(Stored data)
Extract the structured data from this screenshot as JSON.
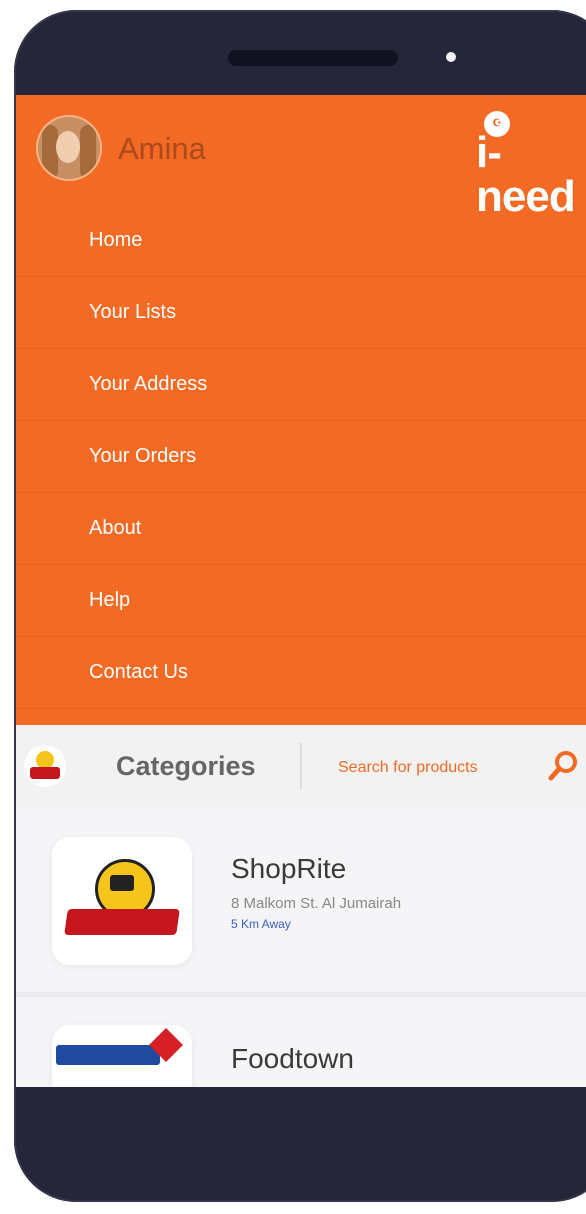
{
  "user": {
    "name": "Amina"
  },
  "app_logo": {
    "text": "i-need",
    "badge": "ﷺ"
  },
  "menu": {
    "items": [
      {
        "label": "Home"
      },
      {
        "label": "Your Lists"
      },
      {
        "label": "Your Address"
      },
      {
        "label": "Your Orders"
      },
      {
        "label": "About"
      },
      {
        "label": "Help"
      },
      {
        "label": "Contact Us"
      }
    ]
  },
  "search": {
    "categories_label": "Categories",
    "placeholder": "Search for products"
  },
  "stores": [
    {
      "name": "ShopRite",
      "address": "8 Malkom St. Al Jumairah",
      "distance": "5 Km Away"
    },
    {
      "name": "Foodtown",
      "address": "",
      "distance": ""
    }
  ],
  "colors": {
    "accent": "#f26a23",
    "device_frame": "#25263a",
    "link": "#3a5fc9"
  },
  "icons": [
    "avatar",
    "ineed-logo",
    "store-logo-icon",
    "search-icon",
    "shoprite-logo",
    "foodtown-logo"
  ]
}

TASK PROMPT: Select every line of the records holding the string "Your".

TASK RESULT:
        "label": "Your Lists"
        "label": "Your Address"
        "label": "Your Orders"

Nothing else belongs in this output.